→ WHAT IS EXPECTED:
Only the lines from the line containing "OCR this image." to the end of the entries should be repeated, exactly as they appear.

◇ ◇ ◇ ◇ ◇

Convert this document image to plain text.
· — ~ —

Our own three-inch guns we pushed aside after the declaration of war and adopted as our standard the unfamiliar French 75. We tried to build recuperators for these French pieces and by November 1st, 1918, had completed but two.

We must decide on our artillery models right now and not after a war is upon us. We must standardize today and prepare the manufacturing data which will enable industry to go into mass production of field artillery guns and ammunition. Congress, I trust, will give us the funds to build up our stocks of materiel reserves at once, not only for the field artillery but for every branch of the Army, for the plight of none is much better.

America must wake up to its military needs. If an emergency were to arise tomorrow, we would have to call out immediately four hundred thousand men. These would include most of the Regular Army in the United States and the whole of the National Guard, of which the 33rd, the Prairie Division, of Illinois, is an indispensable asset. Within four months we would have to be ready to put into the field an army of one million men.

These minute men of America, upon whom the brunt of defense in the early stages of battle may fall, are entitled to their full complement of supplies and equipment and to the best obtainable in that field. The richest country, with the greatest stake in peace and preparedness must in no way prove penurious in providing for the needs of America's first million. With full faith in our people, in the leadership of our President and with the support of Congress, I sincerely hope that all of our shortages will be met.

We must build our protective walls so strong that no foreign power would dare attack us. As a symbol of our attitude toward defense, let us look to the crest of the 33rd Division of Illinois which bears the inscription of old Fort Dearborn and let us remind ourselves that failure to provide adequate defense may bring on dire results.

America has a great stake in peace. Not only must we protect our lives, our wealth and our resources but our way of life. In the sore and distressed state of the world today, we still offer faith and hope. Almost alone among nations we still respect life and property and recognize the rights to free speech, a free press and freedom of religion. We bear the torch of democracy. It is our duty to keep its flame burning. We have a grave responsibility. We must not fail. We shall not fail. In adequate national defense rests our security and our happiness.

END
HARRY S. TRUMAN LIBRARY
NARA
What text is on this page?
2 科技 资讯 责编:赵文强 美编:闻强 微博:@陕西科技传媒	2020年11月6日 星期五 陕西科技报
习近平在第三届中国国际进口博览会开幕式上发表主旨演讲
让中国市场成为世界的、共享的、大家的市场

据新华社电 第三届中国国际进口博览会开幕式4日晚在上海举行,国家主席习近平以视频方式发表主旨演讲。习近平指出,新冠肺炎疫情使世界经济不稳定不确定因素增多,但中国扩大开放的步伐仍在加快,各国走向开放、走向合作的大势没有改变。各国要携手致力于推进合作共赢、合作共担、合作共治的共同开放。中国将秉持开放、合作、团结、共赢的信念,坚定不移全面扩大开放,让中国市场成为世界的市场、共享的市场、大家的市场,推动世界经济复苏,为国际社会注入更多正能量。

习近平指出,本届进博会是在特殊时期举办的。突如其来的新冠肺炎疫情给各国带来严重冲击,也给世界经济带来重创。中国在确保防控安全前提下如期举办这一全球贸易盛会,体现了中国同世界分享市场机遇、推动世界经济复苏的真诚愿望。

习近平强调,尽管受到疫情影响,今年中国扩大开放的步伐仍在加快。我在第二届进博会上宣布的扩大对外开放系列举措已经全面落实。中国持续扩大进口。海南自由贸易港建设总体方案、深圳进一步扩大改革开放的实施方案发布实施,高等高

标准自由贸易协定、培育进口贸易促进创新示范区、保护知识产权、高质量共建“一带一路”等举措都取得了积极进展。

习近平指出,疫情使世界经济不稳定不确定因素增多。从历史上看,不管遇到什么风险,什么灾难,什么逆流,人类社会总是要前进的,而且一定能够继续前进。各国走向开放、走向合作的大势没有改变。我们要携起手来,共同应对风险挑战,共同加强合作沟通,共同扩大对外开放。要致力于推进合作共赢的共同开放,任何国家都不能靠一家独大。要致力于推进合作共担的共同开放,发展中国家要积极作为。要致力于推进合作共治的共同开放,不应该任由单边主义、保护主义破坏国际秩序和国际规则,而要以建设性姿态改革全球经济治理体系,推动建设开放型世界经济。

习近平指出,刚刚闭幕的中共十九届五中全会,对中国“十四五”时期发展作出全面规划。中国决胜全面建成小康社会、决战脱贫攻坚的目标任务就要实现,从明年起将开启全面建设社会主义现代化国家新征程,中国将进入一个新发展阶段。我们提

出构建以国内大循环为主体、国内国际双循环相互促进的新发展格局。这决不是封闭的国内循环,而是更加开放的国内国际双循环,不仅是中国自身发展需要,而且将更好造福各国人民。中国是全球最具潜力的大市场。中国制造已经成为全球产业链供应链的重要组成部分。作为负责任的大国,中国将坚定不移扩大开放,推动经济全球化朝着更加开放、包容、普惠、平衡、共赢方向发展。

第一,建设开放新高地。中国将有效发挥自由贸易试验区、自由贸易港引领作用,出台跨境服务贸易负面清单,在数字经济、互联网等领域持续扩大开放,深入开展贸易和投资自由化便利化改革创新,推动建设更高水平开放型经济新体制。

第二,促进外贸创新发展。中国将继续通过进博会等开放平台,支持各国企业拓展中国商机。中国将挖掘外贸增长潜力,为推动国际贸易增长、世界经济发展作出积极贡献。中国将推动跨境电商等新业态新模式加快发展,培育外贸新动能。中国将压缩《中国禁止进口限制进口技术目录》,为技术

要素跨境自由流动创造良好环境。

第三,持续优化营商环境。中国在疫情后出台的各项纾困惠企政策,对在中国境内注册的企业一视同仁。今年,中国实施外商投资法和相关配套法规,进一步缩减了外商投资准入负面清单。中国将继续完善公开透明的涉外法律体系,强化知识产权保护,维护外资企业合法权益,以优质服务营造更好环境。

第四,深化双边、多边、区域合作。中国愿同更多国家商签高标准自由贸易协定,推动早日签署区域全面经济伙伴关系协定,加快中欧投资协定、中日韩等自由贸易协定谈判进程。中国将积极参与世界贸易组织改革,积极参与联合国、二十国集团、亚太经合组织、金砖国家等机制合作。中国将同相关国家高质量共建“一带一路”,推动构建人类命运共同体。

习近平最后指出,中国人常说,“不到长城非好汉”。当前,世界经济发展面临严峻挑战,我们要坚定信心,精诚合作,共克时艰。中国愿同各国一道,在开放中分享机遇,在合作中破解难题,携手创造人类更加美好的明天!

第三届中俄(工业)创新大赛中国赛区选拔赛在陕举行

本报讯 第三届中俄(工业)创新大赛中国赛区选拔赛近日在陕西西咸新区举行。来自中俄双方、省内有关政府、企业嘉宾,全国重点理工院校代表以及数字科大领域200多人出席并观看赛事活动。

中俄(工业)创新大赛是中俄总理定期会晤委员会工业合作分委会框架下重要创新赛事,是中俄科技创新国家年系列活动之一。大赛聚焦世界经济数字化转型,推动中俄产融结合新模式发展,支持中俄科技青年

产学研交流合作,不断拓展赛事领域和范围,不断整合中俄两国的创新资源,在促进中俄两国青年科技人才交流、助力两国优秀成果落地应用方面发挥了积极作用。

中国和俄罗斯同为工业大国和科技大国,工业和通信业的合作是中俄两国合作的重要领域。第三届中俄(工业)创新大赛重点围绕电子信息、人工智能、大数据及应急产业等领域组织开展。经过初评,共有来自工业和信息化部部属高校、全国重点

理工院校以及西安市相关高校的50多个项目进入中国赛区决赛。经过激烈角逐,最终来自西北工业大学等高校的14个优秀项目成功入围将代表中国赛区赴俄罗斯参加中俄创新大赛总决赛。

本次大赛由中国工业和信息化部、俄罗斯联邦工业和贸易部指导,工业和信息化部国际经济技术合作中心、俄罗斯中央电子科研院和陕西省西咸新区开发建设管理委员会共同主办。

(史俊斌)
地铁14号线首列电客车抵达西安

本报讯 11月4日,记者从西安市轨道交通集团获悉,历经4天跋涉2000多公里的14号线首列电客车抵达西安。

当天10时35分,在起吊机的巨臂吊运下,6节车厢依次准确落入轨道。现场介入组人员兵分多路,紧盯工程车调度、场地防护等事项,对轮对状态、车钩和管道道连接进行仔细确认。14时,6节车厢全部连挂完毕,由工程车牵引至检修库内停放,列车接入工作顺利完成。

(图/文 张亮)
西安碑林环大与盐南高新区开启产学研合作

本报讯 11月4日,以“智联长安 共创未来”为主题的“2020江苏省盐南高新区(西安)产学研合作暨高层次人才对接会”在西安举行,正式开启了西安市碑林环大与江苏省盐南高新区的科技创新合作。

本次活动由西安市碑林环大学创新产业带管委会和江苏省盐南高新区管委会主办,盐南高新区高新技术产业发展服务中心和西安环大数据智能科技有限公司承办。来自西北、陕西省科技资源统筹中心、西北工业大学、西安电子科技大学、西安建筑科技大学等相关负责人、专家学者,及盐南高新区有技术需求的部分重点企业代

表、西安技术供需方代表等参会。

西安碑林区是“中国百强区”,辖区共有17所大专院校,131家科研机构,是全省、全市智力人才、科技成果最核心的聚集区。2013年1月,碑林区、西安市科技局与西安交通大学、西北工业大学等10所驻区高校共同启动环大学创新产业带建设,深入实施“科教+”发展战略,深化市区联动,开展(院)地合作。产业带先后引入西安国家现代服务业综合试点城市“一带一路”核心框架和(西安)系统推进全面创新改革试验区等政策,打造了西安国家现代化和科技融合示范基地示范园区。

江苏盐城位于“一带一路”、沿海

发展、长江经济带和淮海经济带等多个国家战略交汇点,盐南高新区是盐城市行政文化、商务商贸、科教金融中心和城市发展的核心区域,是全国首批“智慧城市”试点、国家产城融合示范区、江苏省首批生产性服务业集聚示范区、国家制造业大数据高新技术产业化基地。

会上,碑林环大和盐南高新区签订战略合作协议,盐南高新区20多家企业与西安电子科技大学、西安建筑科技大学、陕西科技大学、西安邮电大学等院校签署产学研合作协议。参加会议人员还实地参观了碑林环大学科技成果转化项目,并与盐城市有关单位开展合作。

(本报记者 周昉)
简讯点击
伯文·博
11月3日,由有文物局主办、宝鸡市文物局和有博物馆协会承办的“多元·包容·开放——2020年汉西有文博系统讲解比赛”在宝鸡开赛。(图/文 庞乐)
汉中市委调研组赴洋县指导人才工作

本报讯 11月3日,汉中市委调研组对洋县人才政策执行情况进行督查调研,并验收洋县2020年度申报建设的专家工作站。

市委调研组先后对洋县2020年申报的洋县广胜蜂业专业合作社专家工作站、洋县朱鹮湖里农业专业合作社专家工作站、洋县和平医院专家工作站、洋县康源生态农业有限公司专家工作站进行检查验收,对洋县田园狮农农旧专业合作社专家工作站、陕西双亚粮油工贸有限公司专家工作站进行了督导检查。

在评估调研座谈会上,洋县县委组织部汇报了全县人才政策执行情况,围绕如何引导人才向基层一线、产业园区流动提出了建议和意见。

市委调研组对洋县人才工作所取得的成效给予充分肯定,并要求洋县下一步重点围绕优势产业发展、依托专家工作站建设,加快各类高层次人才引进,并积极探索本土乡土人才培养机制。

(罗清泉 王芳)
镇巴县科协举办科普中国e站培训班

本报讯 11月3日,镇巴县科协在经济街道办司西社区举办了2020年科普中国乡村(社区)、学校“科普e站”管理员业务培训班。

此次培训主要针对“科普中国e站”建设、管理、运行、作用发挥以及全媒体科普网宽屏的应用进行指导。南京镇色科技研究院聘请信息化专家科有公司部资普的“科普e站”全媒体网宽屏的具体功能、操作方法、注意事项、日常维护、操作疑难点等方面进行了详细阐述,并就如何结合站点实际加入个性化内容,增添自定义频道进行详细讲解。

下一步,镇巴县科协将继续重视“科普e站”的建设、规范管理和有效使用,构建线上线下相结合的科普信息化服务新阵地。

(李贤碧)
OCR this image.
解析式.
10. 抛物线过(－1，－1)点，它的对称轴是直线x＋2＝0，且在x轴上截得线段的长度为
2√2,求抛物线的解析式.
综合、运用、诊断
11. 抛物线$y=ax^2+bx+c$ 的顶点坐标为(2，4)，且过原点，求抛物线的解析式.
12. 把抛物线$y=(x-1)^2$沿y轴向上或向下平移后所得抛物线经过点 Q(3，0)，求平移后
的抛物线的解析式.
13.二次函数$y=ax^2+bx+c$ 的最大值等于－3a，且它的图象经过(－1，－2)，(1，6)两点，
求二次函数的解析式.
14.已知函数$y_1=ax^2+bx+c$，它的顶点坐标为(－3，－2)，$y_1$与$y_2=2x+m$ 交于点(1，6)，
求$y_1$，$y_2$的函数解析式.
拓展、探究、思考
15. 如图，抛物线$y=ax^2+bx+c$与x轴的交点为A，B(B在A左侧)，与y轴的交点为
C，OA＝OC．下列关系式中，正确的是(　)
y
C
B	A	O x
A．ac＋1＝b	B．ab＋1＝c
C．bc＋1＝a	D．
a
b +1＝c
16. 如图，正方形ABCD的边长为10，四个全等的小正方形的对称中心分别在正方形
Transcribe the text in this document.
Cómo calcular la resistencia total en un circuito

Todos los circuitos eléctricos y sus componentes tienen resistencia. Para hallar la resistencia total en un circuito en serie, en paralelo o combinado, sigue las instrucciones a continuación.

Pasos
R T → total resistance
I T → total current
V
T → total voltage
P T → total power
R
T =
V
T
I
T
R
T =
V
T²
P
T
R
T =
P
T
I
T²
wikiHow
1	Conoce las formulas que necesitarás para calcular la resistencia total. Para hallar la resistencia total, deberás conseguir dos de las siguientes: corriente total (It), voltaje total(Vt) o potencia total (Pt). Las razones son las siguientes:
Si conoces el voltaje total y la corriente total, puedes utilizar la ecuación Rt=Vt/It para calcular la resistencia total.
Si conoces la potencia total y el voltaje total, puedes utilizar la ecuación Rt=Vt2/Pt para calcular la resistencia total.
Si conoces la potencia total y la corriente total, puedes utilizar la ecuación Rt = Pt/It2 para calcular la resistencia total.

◇ ◇ ◇ ◇ ◇

→ PROBLEM SOLUTION:
OCR this image.
解析式.
10. 抛物线过(－1，－1)点，它的对称轴是直线x＋2＝0，且在x轴上截得线段的长度为
2√2,求抛物线的解析式.
综合、运用、诊断
11. 抛物线$y=ax^2+bx+c$ 的顶点坐标为(2，4)，且过原点，求抛物线的解析式.
12. 把抛物线$y=(x-1)^2$沿y轴向上或向下平移后所得抛物线经过点 Q(3，0)，求平移后
的抛物线的解析式.
13.二次函数$y=ax^2+bx+c$ 的最大值等于－3a，且它的图象经过(－1，－2)，(1，6)两点，
求二次函数的解析式.
14.已知函数$y_1=ax^2+bx+c$，它的顶点坐标为(－3，－2)，$y_1$与$y_2=2x+m$ 交于点(1，6)，
求$y_1$，$y_2$的函数解析式.
拓展、探究、思考
15. 如图，抛物线$y=ax^2+bx+c$与x轴的交点为A，B(B在A左侧)，与y轴的交点为
C，OA＝OC．下列关系式中，正确的是(　)
y
C
B	A	O x
A．ac＋1＝b	B．ab＋1＝c
C．bc＋1＝a	D．
a
b +1＝c
16. 如图，正方形ABCD的边长为10，四个全等的小正方形的对称中心分别在正方形
Transcribe the text in this document.
Cómo calcular la resistencia total en un circuito

Todos los circuitos eléctricos y sus componentes tienen resistencia. Para hallar la resistencia total en un circuito en serie, en paralelo o combinado, sigue las instrucciones a continuación.

Pasos
R T → total resistance
I T → total current
V
T → total voltage
P T → total power
R
T =
V
T
I
T
R
T =
V
T²
P
T
R
T =
P
T
I
T²
wikiHow
1	Conoce las formulas que necesitarás para calcular la resistencia total. Para hallar la resistencia total, deberás conseguir dos de las siguientes: corriente total (It), voltaje total(Vt) o potencia total (Pt). Las razones son las siguientes:
Si conoces el voltaje total y la corriente total, puedes utilizar la ecuación Rt=Vt/It para calcular la resistencia total.
Si conoces la potencia total y el voltaje total, puedes utilizar la ecuación Rt=Vt2/Pt para calcular la resistencia total.
Si conoces la potencia total y la corriente total, puedes utilizar la ecuación Rt = Pt/It2 para calcular la resistencia total.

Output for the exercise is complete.